[Begin]
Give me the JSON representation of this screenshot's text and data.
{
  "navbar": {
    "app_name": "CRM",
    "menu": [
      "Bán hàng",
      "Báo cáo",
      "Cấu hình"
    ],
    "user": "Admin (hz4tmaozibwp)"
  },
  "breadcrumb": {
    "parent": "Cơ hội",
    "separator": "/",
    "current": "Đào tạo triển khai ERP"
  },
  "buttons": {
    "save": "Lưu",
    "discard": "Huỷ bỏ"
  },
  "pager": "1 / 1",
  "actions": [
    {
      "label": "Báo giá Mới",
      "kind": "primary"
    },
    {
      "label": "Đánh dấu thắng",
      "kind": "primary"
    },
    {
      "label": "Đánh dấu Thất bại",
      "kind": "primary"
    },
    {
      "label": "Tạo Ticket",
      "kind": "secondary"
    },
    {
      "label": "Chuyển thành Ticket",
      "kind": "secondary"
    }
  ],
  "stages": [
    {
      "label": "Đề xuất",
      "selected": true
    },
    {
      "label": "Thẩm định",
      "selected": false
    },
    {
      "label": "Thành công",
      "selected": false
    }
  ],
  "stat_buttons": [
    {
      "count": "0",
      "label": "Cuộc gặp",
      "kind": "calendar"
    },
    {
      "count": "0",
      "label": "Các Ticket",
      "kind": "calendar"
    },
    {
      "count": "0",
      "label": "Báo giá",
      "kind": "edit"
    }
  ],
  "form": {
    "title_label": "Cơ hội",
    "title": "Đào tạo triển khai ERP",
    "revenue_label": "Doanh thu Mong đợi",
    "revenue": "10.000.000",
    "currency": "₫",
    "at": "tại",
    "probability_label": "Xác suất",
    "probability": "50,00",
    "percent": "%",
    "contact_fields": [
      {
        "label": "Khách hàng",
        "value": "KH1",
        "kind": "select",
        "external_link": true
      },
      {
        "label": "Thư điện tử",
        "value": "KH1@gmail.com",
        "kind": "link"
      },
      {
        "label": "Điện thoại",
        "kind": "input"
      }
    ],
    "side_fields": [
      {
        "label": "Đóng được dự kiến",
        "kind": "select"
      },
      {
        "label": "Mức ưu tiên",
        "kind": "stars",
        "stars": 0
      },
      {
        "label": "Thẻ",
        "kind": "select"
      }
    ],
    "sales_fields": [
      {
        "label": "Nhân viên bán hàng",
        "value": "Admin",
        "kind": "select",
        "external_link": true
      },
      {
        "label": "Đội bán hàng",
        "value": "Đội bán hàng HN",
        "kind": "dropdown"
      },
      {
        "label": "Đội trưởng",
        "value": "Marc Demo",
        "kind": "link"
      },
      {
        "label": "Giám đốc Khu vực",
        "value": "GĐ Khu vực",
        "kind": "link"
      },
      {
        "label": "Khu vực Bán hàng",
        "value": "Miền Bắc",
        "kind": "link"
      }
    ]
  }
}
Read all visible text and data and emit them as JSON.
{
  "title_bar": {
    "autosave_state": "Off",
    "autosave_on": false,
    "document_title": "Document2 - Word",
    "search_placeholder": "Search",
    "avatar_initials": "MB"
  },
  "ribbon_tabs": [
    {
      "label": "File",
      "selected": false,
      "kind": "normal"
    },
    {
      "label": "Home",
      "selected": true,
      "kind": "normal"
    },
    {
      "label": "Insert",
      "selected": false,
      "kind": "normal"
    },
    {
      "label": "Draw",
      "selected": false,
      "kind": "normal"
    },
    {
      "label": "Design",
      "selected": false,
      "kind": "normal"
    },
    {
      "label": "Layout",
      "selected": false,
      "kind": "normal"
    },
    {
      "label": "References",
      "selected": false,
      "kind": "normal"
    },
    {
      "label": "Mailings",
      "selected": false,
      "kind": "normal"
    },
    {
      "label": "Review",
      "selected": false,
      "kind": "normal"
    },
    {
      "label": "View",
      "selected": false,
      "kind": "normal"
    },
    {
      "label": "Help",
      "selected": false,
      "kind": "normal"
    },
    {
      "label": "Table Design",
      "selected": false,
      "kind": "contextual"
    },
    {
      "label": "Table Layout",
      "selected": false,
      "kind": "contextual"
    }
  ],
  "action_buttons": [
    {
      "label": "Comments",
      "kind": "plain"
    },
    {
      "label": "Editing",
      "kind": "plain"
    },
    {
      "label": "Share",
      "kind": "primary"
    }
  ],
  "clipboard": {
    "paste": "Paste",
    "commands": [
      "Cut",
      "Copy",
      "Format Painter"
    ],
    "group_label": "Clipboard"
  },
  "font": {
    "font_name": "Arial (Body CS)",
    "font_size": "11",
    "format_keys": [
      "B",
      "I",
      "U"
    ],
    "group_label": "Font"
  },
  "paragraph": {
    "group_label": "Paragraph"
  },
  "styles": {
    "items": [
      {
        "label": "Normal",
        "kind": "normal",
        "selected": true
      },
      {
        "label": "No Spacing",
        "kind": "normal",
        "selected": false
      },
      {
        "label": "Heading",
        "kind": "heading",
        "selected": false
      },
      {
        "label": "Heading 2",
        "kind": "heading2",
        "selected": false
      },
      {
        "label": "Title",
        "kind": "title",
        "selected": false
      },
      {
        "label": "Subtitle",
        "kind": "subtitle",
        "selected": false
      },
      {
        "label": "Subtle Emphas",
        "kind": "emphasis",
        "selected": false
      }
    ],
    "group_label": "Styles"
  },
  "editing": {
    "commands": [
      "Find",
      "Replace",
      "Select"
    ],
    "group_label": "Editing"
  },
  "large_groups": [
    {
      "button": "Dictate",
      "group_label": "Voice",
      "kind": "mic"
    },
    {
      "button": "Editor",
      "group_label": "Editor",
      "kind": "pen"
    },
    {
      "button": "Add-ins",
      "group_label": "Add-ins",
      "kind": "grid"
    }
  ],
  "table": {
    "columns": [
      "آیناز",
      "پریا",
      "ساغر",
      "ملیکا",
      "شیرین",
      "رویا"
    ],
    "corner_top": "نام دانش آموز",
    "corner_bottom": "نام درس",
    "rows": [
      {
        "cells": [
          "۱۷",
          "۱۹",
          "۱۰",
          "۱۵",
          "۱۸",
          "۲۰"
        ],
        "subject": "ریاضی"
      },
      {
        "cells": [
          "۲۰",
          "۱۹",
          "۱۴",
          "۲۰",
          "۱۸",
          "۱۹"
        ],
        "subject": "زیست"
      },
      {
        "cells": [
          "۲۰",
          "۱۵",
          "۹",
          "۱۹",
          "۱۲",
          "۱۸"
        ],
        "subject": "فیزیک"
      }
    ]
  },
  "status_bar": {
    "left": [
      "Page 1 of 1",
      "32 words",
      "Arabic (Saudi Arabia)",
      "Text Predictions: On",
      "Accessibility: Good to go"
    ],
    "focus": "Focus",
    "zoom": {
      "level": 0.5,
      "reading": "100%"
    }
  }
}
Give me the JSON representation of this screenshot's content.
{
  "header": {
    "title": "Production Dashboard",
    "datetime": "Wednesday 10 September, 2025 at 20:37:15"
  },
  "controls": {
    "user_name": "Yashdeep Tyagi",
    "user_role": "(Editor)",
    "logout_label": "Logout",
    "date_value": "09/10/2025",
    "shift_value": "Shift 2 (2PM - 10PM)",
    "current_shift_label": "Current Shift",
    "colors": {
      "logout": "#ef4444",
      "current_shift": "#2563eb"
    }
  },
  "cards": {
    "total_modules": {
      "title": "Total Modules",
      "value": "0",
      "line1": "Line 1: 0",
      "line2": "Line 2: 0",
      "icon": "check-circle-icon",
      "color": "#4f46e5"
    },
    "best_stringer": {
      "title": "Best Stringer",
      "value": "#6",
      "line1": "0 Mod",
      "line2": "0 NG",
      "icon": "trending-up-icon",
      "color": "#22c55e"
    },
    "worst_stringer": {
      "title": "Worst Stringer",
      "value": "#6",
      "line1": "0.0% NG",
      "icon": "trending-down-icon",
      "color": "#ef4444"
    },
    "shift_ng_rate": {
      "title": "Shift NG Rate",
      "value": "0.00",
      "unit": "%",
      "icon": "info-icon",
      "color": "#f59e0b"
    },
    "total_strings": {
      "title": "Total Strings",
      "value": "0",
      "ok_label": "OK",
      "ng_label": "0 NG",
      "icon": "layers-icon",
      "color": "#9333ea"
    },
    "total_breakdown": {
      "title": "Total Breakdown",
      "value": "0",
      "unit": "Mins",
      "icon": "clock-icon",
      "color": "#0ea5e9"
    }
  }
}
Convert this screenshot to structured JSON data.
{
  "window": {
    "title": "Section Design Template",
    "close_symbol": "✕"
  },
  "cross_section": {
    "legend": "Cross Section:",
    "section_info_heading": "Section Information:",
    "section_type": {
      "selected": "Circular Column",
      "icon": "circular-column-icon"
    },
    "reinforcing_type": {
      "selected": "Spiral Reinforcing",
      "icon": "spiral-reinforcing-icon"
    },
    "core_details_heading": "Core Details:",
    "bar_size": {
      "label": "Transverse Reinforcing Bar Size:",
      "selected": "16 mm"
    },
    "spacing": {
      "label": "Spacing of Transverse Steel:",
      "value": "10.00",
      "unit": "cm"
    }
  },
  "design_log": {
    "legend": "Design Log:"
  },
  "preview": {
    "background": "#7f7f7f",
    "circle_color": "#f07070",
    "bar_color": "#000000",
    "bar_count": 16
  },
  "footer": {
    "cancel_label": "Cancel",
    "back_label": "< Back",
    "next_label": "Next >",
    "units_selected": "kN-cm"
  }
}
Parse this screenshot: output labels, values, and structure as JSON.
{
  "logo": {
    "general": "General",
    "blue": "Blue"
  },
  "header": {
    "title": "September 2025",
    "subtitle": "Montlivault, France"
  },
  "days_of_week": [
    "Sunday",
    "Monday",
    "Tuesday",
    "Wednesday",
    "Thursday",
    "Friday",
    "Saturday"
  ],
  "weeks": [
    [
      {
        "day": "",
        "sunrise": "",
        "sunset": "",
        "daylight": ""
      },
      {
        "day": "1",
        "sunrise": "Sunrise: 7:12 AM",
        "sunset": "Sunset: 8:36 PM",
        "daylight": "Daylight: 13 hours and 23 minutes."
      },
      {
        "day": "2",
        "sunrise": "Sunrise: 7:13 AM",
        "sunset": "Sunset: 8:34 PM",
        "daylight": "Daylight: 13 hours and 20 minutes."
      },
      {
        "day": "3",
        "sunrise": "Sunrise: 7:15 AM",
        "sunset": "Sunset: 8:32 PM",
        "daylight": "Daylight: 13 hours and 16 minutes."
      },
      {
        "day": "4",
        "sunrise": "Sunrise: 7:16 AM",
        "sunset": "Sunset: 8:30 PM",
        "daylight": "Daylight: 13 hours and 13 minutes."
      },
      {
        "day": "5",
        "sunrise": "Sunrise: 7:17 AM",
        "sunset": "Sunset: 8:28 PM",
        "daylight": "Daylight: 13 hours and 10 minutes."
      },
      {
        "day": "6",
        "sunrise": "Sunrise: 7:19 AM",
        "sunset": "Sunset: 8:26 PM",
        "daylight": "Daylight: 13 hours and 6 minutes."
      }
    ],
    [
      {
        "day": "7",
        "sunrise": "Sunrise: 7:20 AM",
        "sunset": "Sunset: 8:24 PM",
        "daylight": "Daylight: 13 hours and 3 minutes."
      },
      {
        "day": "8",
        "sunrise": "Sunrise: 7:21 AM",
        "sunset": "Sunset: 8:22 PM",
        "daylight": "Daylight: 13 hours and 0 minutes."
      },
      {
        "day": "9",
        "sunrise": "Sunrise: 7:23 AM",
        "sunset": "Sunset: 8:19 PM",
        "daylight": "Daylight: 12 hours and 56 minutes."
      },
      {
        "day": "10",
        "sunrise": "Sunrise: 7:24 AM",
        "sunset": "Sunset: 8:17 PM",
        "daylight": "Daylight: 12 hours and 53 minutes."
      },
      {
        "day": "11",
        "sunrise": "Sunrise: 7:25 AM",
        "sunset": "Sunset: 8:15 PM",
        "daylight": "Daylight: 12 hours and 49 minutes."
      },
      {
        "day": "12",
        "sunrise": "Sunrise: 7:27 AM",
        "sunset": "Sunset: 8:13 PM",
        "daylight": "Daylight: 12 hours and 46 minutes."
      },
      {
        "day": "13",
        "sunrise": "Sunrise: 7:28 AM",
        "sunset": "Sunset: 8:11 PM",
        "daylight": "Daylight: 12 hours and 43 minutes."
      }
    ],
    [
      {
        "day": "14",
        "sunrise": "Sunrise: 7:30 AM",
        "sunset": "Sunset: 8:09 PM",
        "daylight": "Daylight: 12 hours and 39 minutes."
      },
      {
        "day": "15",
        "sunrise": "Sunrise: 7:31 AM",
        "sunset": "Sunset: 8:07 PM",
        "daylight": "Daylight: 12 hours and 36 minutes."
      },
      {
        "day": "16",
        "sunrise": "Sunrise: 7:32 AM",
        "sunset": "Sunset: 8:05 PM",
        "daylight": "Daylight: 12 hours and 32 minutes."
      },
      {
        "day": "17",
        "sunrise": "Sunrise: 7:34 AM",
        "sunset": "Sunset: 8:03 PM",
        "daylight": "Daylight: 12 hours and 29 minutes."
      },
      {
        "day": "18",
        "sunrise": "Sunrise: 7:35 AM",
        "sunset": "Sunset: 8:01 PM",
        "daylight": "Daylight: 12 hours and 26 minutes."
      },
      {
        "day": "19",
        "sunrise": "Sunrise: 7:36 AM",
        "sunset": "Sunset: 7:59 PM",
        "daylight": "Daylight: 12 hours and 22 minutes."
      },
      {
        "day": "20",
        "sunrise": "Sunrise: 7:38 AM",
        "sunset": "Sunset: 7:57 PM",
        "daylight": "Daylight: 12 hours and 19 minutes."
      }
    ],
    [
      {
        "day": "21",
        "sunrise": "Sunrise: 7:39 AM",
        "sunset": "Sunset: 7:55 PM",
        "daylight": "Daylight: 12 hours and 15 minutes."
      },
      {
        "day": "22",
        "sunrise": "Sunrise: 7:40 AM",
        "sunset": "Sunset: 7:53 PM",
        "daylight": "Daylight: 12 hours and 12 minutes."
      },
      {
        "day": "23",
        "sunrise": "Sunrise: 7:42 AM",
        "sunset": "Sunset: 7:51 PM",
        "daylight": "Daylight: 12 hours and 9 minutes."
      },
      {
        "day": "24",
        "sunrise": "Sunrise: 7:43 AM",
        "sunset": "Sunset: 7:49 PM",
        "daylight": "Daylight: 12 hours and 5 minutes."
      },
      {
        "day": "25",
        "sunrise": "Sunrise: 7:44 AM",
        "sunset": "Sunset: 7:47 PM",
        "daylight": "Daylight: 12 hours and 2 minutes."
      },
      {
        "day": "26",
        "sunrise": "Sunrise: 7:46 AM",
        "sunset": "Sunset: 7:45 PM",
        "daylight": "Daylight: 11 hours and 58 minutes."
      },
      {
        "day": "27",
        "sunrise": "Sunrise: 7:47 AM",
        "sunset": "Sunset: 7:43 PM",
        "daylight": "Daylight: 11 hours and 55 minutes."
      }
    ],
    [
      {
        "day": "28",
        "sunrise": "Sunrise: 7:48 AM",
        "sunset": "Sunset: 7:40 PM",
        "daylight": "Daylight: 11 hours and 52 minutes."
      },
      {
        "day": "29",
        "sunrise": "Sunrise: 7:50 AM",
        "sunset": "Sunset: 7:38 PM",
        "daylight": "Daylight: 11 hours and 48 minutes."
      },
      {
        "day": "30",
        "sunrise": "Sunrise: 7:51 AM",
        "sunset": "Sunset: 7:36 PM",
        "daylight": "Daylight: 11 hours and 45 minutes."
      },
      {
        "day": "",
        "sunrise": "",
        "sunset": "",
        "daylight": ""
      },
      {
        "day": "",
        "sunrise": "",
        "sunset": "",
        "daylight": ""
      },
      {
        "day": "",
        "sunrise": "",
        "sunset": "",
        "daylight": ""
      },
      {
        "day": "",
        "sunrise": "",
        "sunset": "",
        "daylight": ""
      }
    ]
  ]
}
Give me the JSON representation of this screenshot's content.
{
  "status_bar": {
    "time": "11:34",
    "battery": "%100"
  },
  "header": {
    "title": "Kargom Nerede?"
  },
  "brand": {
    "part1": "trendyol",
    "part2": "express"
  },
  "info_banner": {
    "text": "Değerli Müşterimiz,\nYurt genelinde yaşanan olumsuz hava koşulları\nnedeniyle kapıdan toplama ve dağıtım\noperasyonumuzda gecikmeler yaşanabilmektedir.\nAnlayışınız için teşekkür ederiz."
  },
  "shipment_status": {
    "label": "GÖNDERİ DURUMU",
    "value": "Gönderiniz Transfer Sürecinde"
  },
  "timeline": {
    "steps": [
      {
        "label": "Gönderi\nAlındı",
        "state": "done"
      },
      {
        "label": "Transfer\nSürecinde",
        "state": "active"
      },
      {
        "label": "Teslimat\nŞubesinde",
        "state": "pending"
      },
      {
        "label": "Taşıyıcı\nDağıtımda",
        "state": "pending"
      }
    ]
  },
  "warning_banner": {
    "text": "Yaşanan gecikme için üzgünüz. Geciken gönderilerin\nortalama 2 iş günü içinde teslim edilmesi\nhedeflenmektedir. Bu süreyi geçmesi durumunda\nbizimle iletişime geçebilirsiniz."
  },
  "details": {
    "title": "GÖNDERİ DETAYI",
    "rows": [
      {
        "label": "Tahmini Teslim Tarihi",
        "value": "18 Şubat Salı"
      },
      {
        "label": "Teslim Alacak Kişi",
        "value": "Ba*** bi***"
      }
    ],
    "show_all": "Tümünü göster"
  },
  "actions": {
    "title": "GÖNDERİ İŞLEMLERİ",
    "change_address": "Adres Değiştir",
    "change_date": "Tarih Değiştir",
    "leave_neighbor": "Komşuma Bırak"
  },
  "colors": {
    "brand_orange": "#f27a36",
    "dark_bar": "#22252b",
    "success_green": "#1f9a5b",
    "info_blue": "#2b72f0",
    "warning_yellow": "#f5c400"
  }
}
[End]
**Set task**
Review the preceding data and report every line that includes the string "GÖNDERİ".

**Result of the exercise**
    "label": "GÖNDERİ DURUMU",
    "title": "GÖNDERİ DETAYI",
    "title": "GÖNDERİ İŞLEMLERİ",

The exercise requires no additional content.